>> START Given data

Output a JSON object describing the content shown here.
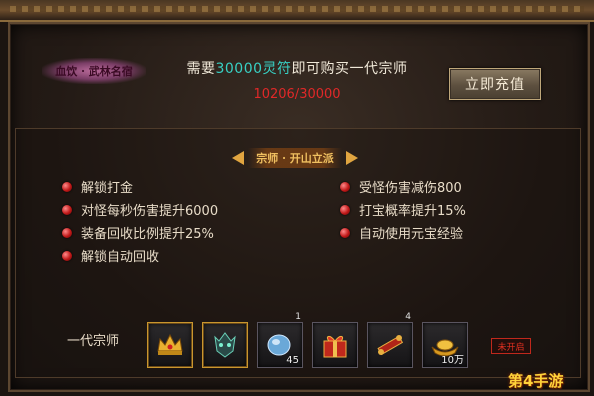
{
  "header": {
    "rank_name": "血饮 · 武林名宿",
    "require_prefix": "需要",
    "require_amount": "30000灵符",
    "require_suffix": "即可购买一代宗师",
    "progress": "10206/30000",
    "recharge_label": "立即充值"
  },
  "section": {
    "title": "宗师 · 开山立派"
  },
  "perks_left": [
    "解锁打金",
    "对怪每秒伤害提升6000",
    "装备回收比例提升25%",
    "解锁自动回收"
  ],
  "perks_right": [
    "受怪伤害减伤800",
    "打宝概率提升15%",
    "自动使用元宝经验"
  ],
  "rewards": {
    "label": "一代宗师",
    "items": [
      {
        "icon": "golden-crown-icon",
        "count": "",
        "badge": ""
      },
      {
        "icon": "green-skull-helm-icon",
        "count": "",
        "badge": ""
      },
      {
        "icon": "blue-gem-icon",
        "count": "45",
        "badge": "1"
      },
      {
        "icon": "red-gift-box-icon",
        "count": "",
        "badge": ""
      },
      {
        "icon": "red-scroll-icon",
        "count": "",
        "badge": "4"
      },
      {
        "icon": "gold-ingot-icon",
        "count": "10万",
        "badge": ""
      }
    ],
    "status": "未开启"
  },
  "watermark": "第4手游",
  "colors": {
    "accent_cyan": "#38d0c4",
    "progress_red": "#e02828",
    "gold": "#e0a540"
  }
}
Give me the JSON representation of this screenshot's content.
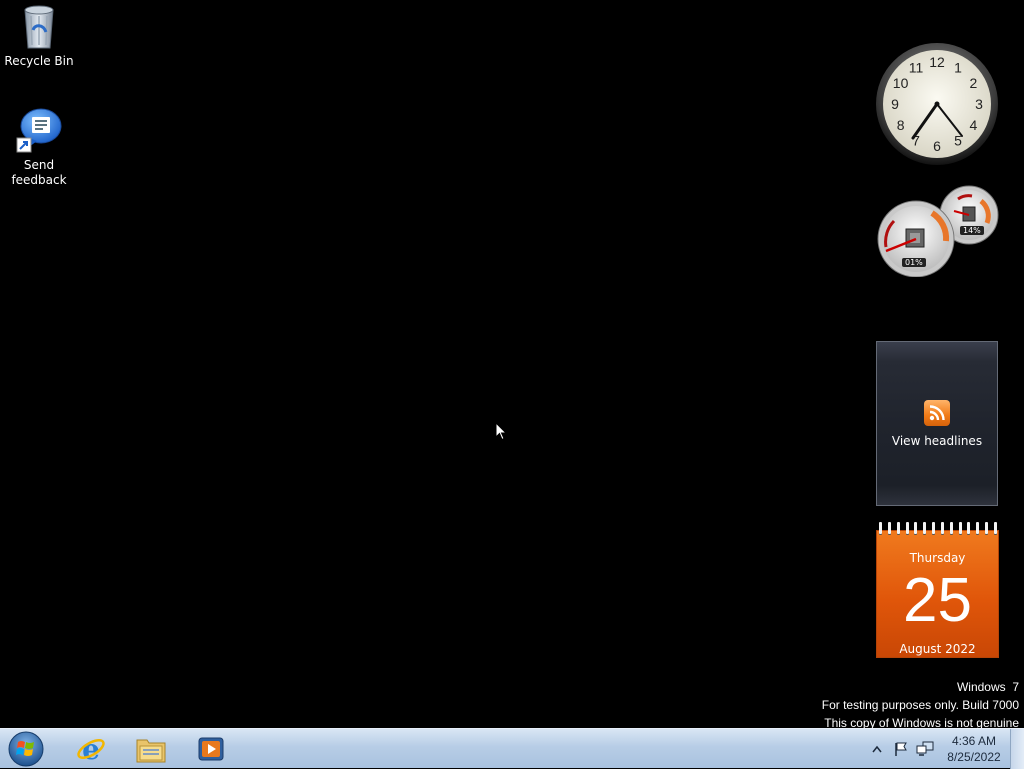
{
  "desktop": {
    "icons": [
      {
        "label": "Recycle Bin",
        "icon": "recycle-bin-icon"
      },
      {
        "label": "Send\nfeedback",
        "icon": "send-feedback-icon"
      }
    ]
  },
  "gadgets": {
    "clock": {
      "numbers": [
        "12",
        "1",
        "2",
        "3",
        "4",
        "5",
        "6",
        "7",
        "8",
        "9",
        "10",
        "11"
      ]
    },
    "cpu_meter": {
      "cpu_percent": "01%",
      "memory_percent": "14%"
    },
    "feed": {
      "label": "View headlines",
      "icon": "rss-icon"
    },
    "calendar": {
      "day_name": "Thursday",
      "day": "25",
      "month_year": "August 2022"
    }
  },
  "watermark": {
    "line1": "Windows  7",
    "line2": "For testing purposes only. Build 7000",
    "line3": "This copy of Windows is not genuine"
  },
  "taskbar": {
    "pinned": [
      "internet-explorer-icon",
      "windows-explorer-icon",
      "media-player-icon"
    ],
    "tray": {
      "time": "4:36 AM",
      "date": "8/25/2022",
      "icons": [
        "show-hidden-icons-icon",
        "action-center-flag-icon",
        "network-icon"
      ]
    }
  },
  "colors": {
    "desktop_background": "#000000",
    "calendar_orange": "#e0560a",
    "taskbar": "#b7cde6"
  }
}
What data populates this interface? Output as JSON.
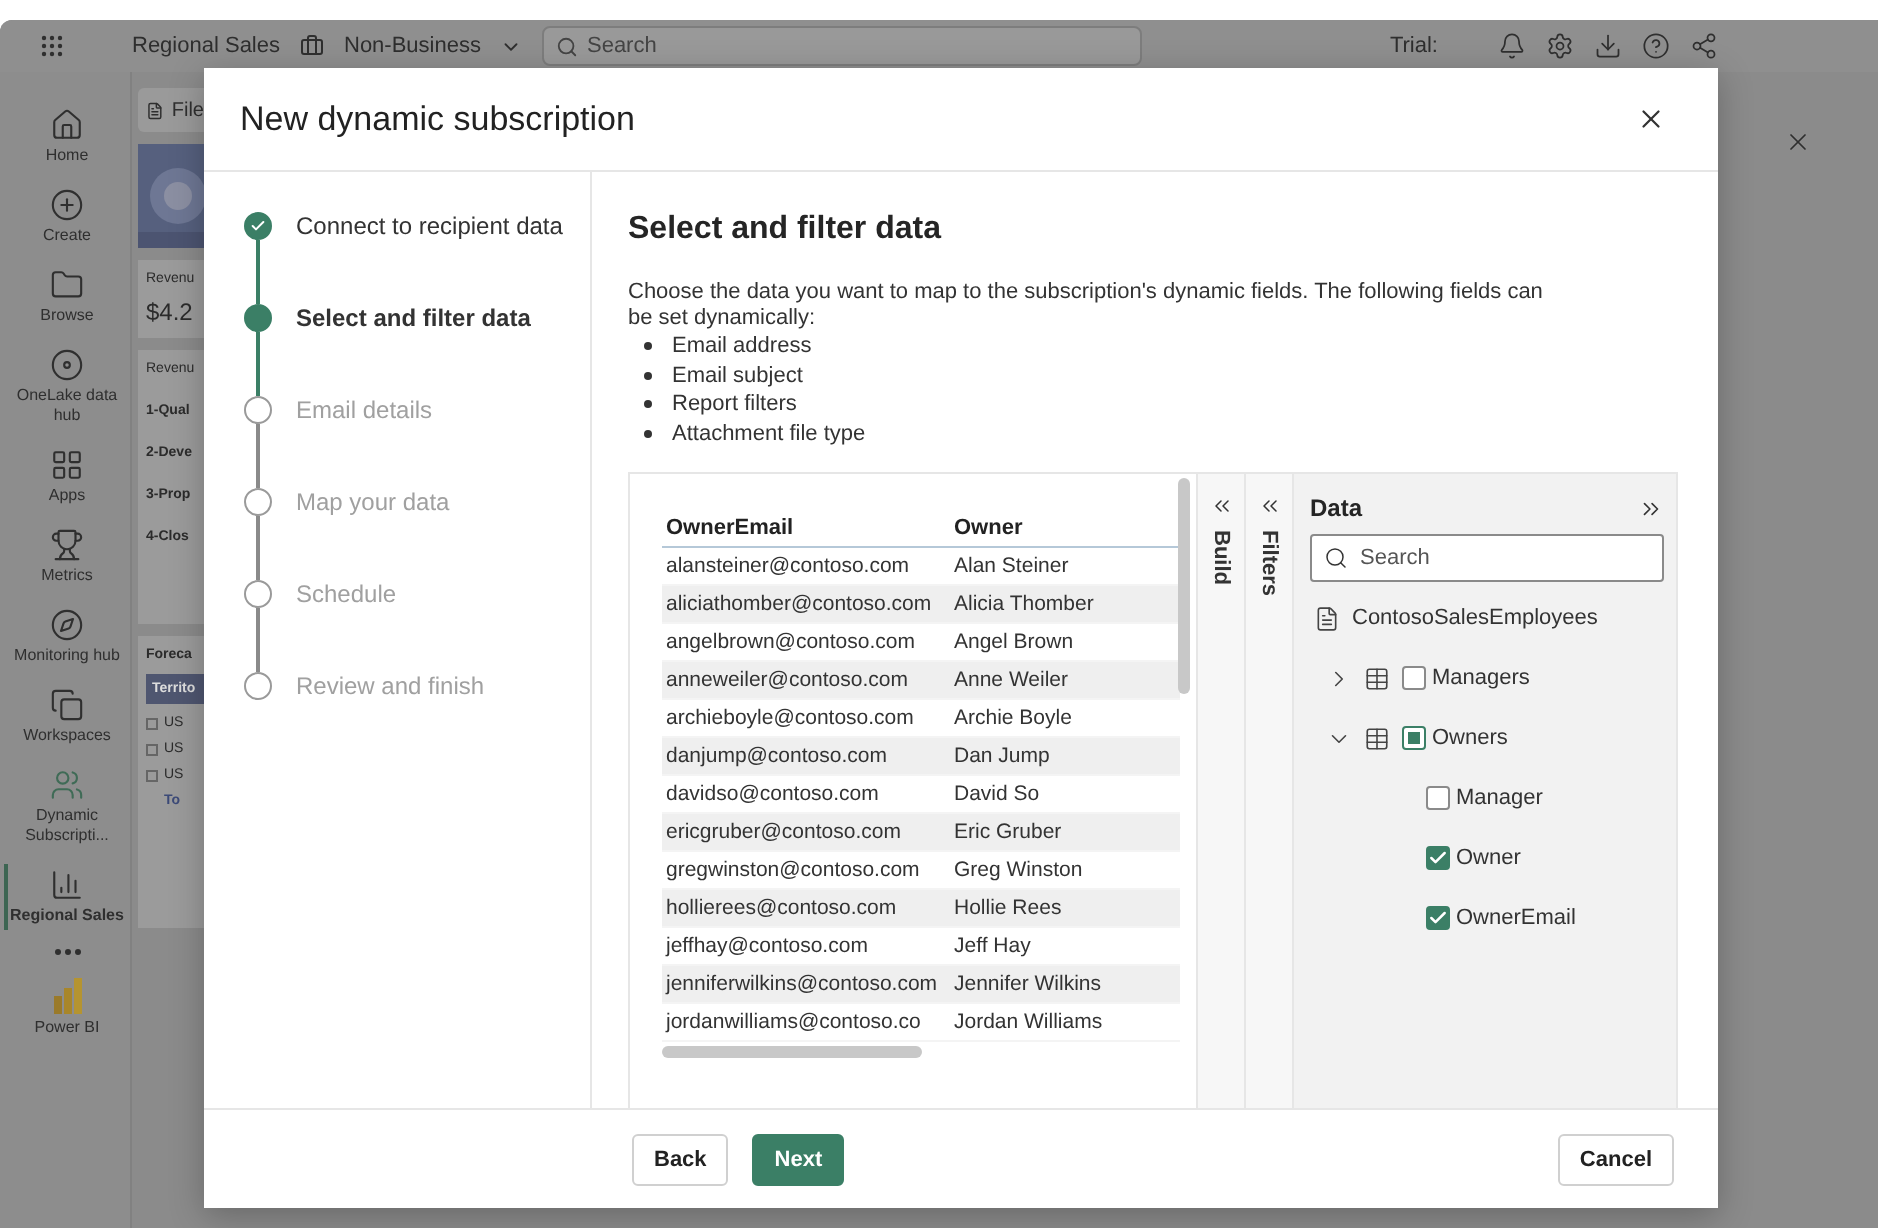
{
  "app": {
    "top_bar": {
      "workspace": "Regional Sales",
      "label": "Non-Business",
      "search_placeholder": "Search",
      "trial": "Trial:"
    },
    "nav": [
      {
        "label": "Home",
        "selected": false
      },
      {
        "label": "Create",
        "selected": false
      },
      {
        "label": "Browse",
        "selected": false
      },
      {
        "label": "OneLake data hub",
        "selected": false
      },
      {
        "label": "Apps",
        "selected": false
      },
      {
        "label": "Metrics",
        "selected": false
      },
      {
        "label": "Monitoring hub",
        "selected": false
      },
      {
        "label": "Workspaces",
        "selected": false
      },
      {
        "label": "Dynamic Subscripti...",
        "selected": false
      },
      {
        "label": "Regional Sales",
        "selected": true
      },
      {
        "selected": false
      },
      {
        "label": "Power BI",
        "selected": false
      }
    ],
    "report": {
      "tab": "File",
      "kpi": {
        "title": "Revenu",
        "value": "$4.2"
      },
      "funnel": {
        "title": "Revenu",
        "rows": [
          "1-Qual",
          "2-Deve",
          "3-Prop",
          "4-Clos"
        ]
      },
      "table": {
        "title": "Foreca",
        "header": "Territo",
        "rows": [
          "US",
          "US",
          "US"
        ],
        "total": "To"
      }
    }
  },
  "dialog": {
    "title": "New dynamic subscription",
    "steps": [
      {
        "label": "Connect to recipient data",
        "done": true,
        "selected": false
      },
      {
        "label": "Select and filter data",
        "done": false,
        "selected": true
      },
      {
        "label": "Email details",
        "done": false,
        "selected": false
      },
      {
        "label": "Map your data",
        "done": false,
        "selected": false
      },
      {
        "label": "Schedule",
        "done": false,
        "selected": false
      },
      {
        "label": "Review and finish",
        "done": false,
        "selected": false
      }
    ],
    "heading": "Select and filter data",
    "intro": "Choose the data you want to map to the subscription's dynamic fields. The following fields can be set dynamically:",
    "bullets": [
      "Email address",
      "Email subject",
      "Report filters",
      "Attachment file type"
    ],
    "table": {
      "columns": [
        "OwnerEmail",
        "Owner"
      ],
      "rows": [
        [
          "alansteiner@contoso.com",
          "Alan Steiner"
        ],
        [
          "aliciathomber@contoso.com",
          "Alicia Thomber"
        ],
        [
          "angelbrown@contoso.com",
          "Angel Brown"
        ],
        [
          "anneweiler@contoso.com",
          "Anne Weiler"
        ],
        [
          "archieboyle@contoso.com",
          "Archie Boyle"
        ],
        [
          "danjump@contoso.com",
          "Dan Jump"
        ],
        [
          "davidso@contoso.com",
          "David So"
        ],
        [
          "ericgruber@contoso.com",
          "Eric Gruber"
        ],
        [
          "gregwinston@contoso.com",
          "Greg Winston"
        ],
        [
          "hollierees@contoso.com",
          "Hollie Rees"
        ],
        [
          "jeffhay@contoso.com",
          "Jeff Hay"
        ],
        [
          "jenniferwilkins@contoso.com",
          "Jennifer Wilkins"
        ],
        [
          "jordanwilliams@contoso.co",
          "Jordan Williams"
        ]
      ]
    },
    "side_tabs": [
      "Build",
      "Filters"
    ],
    "data_pane": {
      "title": "Data",
      "search_placeholder": "Search",
      "model": "ContosoSalesEmployees",
      "tables": [
        {
          "name": "Managers",
          "expanded": false,
          "checked": false,
          "partial": false
        },
        {
          "name": "Owners",
          "expanded": true,
          "checked": false,
          "partial": true,
          "fields": [
            {
              "name": "Manager",
              "checked": false
            },
            {
              "name": "Owner",
              "checked": true
            },
            {
              "name": "OwnerEmail",
              "checked": true
            }
          ]
        }
      ]
    },
    "buttons": {
      "back": "Back",
      "next": "Next",
      "cancel": "Cancel"
    }
  }
}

>> END Given data

Written problem:
Leave out the pictures and transcribe the entries above exactly.

Complete answer:
Output a JSON object describing the content shown here.
{
  "header": {
    "rank_name": "血饮 · 武林名宿",
    "require_prefix": "需要",
    "require_amount": "30000灵符",
    "require_suffix": "即可购买一代宗师",
    "progress": "10206/30000",
    "recharge_label": "立即充值"
  },
  "section": {
    "title": "宗师 · 开山立派"
  },
  "perks_left": [
    "解锁打金",
    "对怪每秒伤害提升6000",
    "装备回收比例提升25%",
    "解锁自动回收"
  ],
  "perks_right": [
    "受怪伤害减伤800",
    "打宝概率提升15%",
    "自动使用元宝经验"
  ],
  "rewards": {
    "label": "一代宗师",
    "items": [
      {
        "icon": "golden-crown-icon",
        "count": "",
        "badge": ""
      },
      {
        "icon": "green-skull-helm-icon",
        "count": "",
        "badge": ""
      },
      {
        "icon": "blue-gem-icon",
        "count": "45",
        "badge": "1"
      },
      {
        "icon": "red-gift-box-icon",
        "count": "",
        "badge": ""
      },
      {
        "icon": "red-scroll-icon",
        "count": "",
        "badge": "4"
      },
      {
        "icon": "gold-ingot-icon",
        "count": "10万",
        "badge": ""
      }
    ],
    "status": "未开启"
  },
  "watermark": "第4手游",
  "colors": {
    "accent_cyan": "#38d0c4",
    "progress_red": "#e02828",
    "gold": "#e0a540"
  }
}
Give me the JSON representation of this screenshot's content.
{
  "desktop": {
    "icons": [
      {
        "label": "Recycle Bin",
        "icon": "recycle-bin-icon"
      },
      {
        "label": "Send\nfeedback",
        "icon": "send-feedback-icon"
      }
    ]
  },
  "gadgets": {
    "clock": {
      "numbers": [
        "12",
        "1",
        "2",
        "3",
        "4",
        "5",
        "6",
        "7",
        "8",
        "9",
        "10",
        "11"
      ]
    },
    "cpu_meter": {
      "cpu_percent": "01%",
      "memory_percent": "14%"
    },
    "feed": {
      "label": "View headlines",
      "icon": "rss-icon"
    },
    "calendar": {
      "day_name": "Thursday",
      "day": "25",
      "month_year": "August 2022"
    }
  },
  "watermark": {
    "line1": "Windows  7",
    "line2": "For testing purposes only. Build 7000",
    "line3": "This copy of Windows is not genuine"
  },
  "taskbar": {
    "pinned": [
      "internet-explorer-icon",
      "windows-explorer-icon",
      "media-player-icon"
    ],
    "tray": {
      "time": "4:36 AM",
      "date": "8/25/2022",
      "icons": [
        "show-hidden-icons-icon",
        "action-center-flag-icon",
        "network-icon"
      ]
    }
  },
  "colors": {
    "desktop_background": "#000000",
    "calendar_orange": "#e0560a",
    "taskbar": "#b7cde6"
  }
}
What data populates this interface? Output as JSON.
{
  "app": {
    "top_bar": {
      "workspace": "Regional Sales",
      "label": "Non-Business",
      "search_placeholder": "Search",
      "trial": "Trial:"
    },
    "nav": [
      {
        "label": "Home",
        "selected": false
      },
      {
        "label": "Create",
        "selected": false
      },
      {
        "label": "Browse",
        "selected": false
      },
      {
        "label": "OneLake data hub",
        "selected": false
      },
      {
        "label": "Apps",
        "selected": false
      },
      {
        "label": "Metrics",
        "selected": false
      },
      {
        "label": "Monitoring hub",
        "selected": false
      },
      {
        "label": "Workspaces",
        "selected": false
      },
      {
        "label": "Dynamic Subscripti...",
        "selected": false
      },
      {
        "label": "Regional Sales",
        "selected": true
      },
      {
        "selected": false
      },
      {
        "label": "Power BI",
        "selected": false
      }
    ],
    "report": {
      "tab": "File",
      "kpi": {
        "title": "Revenu",
        "value": "$4.2"
      },
      "funnel": {
        "title": "Revenu",
        "rows": [
          "1-Qual",
          "2-Deve",
          "3-Prop",
          "4-Clos"
        ]
      },
      "table": {
        "title": "Foreca",
        "header": "Territo",
        "rows": [
          "US",
          "US",
          "US"
        ],
        "total": "To"
      }
    }
  },
  "dialog": {
    "title": "New dynamic subscription",
    "steps": [
      {
        "label": "Connect to recipient data",
        "done": true,
        "selected": false
      },
      {
        "label": "Select and filter data",
        "done": false,
        "selected": true
      },
      {
        "label": "Email details",
        "done": false,
        "selected": false
      },
      {
        "label": "Map your data",
        "done": false,
        "selected": false
      },
      {
        "label": "Schedule",
        "done": false,
        "selected": false
      },
      {
        "label": "Review and finish",
        "done": false,
        "selected": false
      }
    ],
    "heading": "Select and filter data",
    "intro": "Choose the data you want to map to the subscription's dynamic fields. The following fields can be set dynamically:",
    "bullets": [
      "Email address",
      "Email subject",
      "Report filters",
      "Attachment file type"
    ],
    "table": {
      "columns": [
        "OwnerEmail",
        "Owner"
      ],
      "rows": [
        [
          "alansteiner@contoso.com",
          "Alan Steiner"
        ],
        [
          "aliciathomber@contoso.com",
          "Alicia Thomber"
        ],
        [
          "angelbrown@contoso.com",
          "Angel Brown"
        ],
        [
          "anneweiler@contoso.com",
          "Anne Weiler"
        ],
        [
          "archieboyle@contoso.com",
          "Archie Boyle"
        ],
        [
          "danjump@contoso.com",
          "Dan Jump"
        ],
        [
          "davidso@contoso.com",
          "David So"
        ],
        [
          "ericgruber@contoso.com",
          "Eric Gruber"
        ],
        [
          "gregwinston@contoso.com",
          "Greg Winston"
        ],
        [
          "hollierees@contoso.com",
          "Hollie Rees"
        ],
        [
          "jeffhay@contoso.com",
          "Jeff Hay"
        ],
        [
          "jenniferwilkins@contoso.com",
          "Jennifer Wilkins"
        ],
        [
          "jordanwilliams@contoso.co",
          "Jordan Williams"
        ]
      ]
    },
    "side_tabs": [
      "Build",
      "Filters"
    ],
    "data_pane": {
      "title": "Data",
      "search_placeholder": "Search",
      "model": "ContosoSalesEmployees",
      "tables": [
        {
          "name": "Managers",
          "expanded": false,
          "checked": false,
          "partial": false
        },
        {
          "name": "Owners",
          "expanded": true,
          "checked": false,
          "partial": true,
          "fields": [
            {
              "name": "Manager",
              "checked": false
            },
            {
              "name": "Owner",
              "checked": true
            },
            {
              "name": "OwnerEmail",
              "checked": true
            }
          ]
        }
      ]
    },
    "buttons": {
      "back": "Back",
      "next": "Next",
      "cancel": "Cancel"
    }
  }
}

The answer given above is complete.